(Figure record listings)

— begin —

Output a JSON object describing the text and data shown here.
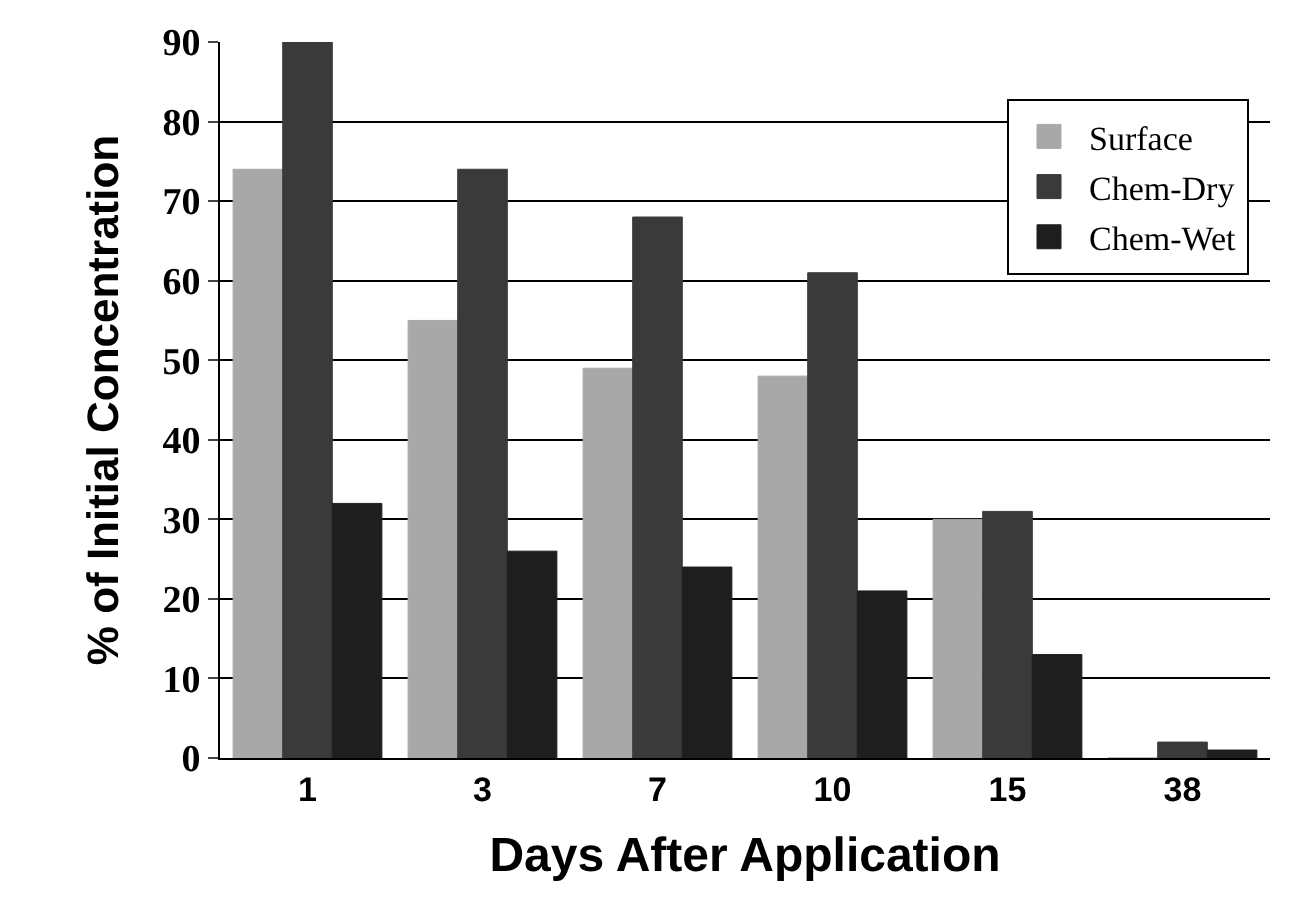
{
  "chart_data": {
    "type": "bar",
    "xlabel": "Days After Application",
    "ylabel": "% of Initial Concentration",
    "categories": [
      "1",
      "3",
      "7",
      "10",
      "15",
      "38"
    ],
    "series": [
      {
        "name": "Surface",
        "color": "#a8a8a8",
        "values": [
          74,
          55,
          49,
          48,
          30,
          0
        ]
      },
      {
        "name": "Chem-Dry",
        "color": "#3a3a3a",
        "values": [
          90,
          74,
          68,
          61,
          31,
          2
        ]
      },
      {
        "name": "Chem-Wet",
        "color": "#1e1e1e",
        "values": [
          32,
          26,
          24,
          21,
          13,
          1
        ]
      }
    ],
    "ylim": [
      0,
      90
    ],
    "yticks": [
      0,
      10,
      20,
      30,
      40,
      50,
      60,
      70,
      80,
      90
    ],
    "grid": "y",
    "legend": "top right"
  }
}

— end —

▶ _Task to carry out_
Set down the material exactly, every line of it, except for the pictures.

▶ _Exercise result_
Output a JSON object describing the text and data shown here.
{
  "chart_data": {
    "type": "bar",
    "xlabel": "Days After Application",
    "ylabel": "% of Initial Concentration",
    "categories": [
      "1",
      "3",
      "7",
      "10",
      "15",
      "38"
    ],
    "series": [
      {
        "name": "Surface",
        "color": "#a8a8a8",
        "values": [
          74,
          55,
          49,
          48,
          30,
          0
        ]
      },
      {
        "name": "Chem-Dry",
        "color": "#3a3a3a",
        "values": [
          90,
          74,
          68,
          61,
          31,
          2
        ]
      },
      {
        "name": "Chem-Wet",
        "color": "#1e1e1e",
        "values": [
          32,
          26,
          24,
          21,
          13,
          1
        ]
      }
    ],
    "ylim": [
      0,
      90
    ],
    "yticks": [
      0,
      10,
      20,
      30,
      40,
      50,
      60,
      70,
      80,
      90
    ],
    "grid": "y",
    "legend": "top right"
  }
}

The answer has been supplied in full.